Material supplied:

== == ==

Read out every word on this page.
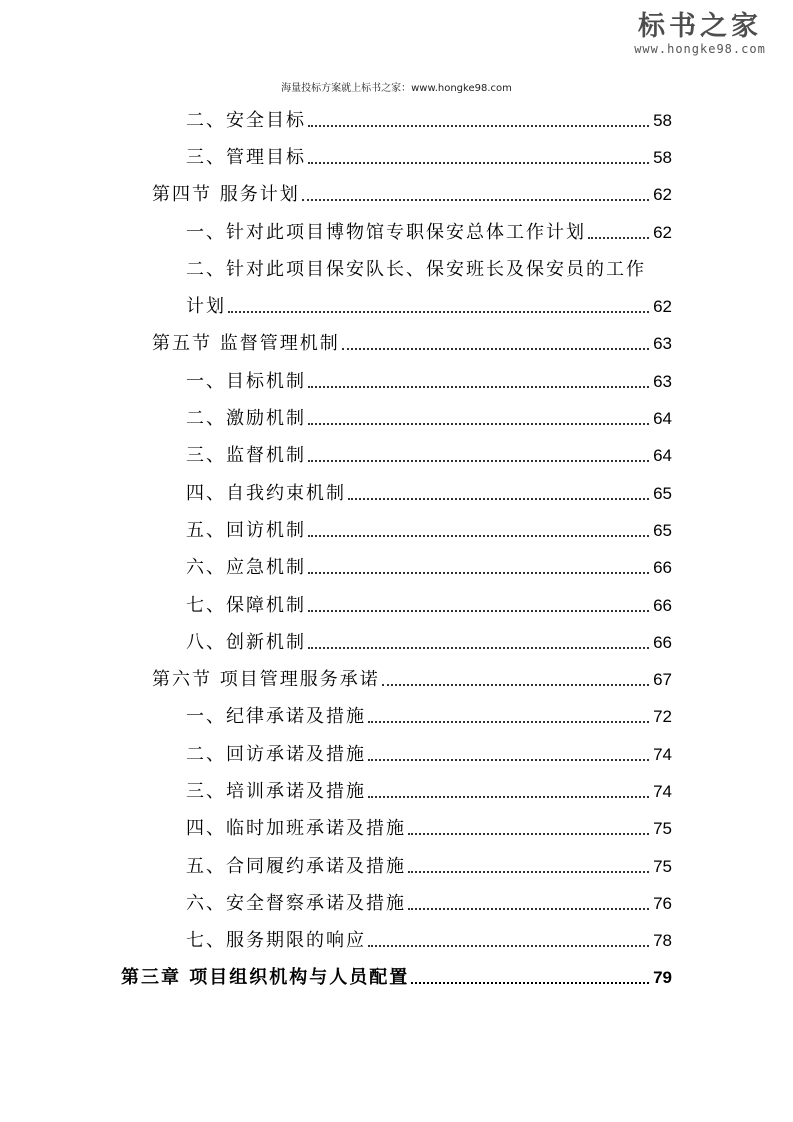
标书之家
www.hongke98.com
海量投标方案就上标书之家：www.hongke98.com
二、安全目标	58
三、管理目标	58
第四节 服务计划	62
一、针对此项目博物馆专职保安总体工作计划	62
二、针对此项目保安队长、保安班长及保安员的工作
计划	62
第五节 监督管理机制	63
一、目标机制	63
二、激励机制	64
三、监督机制	64
四、自我约束机制	65
五、回访机制	65
六、应急机制	66
七、保障机制	66
八、创新机制	66
第六节 项目管理服务承诺	67
一、纪律承诺及措施	72
二、回访承诺及措施	74
三、培训承诺及措施	74
四、临时加班承诺及措施	75
五、合同履约承诺及措施	75
六、安全督察承诺及措施	76
七、服务期限的响应	78
第三章 项目组织机构与人员配置	79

== == ==

Given task: Transcribe every entry above exactly. Omit all pictures.

Solution for this problem:
Read out every word on this page.
标书之家
www.hongke98.com
海量投标方案就上标书之家：www.hongke98.com
二、安全目标	58
三、管理目标	58
第四节 服务计划	62
一、针对此项目博物馆专职保安总体工作计划	62
二、针对此项目保安队长、保安班长及保安员的工作
计划	62
第五节 监督管理机制	63
一、目标机制	63
二、激励机制	64
三、监督机制	64
四、自我约束机制	65
五、回访机制	65
六、应急机制	66
七、保障机制	66
八、创新机制	66
第六节 项目管理服务承诺	67
一、纪律承诺及措施	72
二、回访承诺及措施	74
三、培训承诺及措施	74
四、临时加班承诺及措施	75
五、合同履约承诺及措施	75
六、安全督察承诺及措施	76
七、服务期限的响应	78
第三章 项目组织机构与人员配置	79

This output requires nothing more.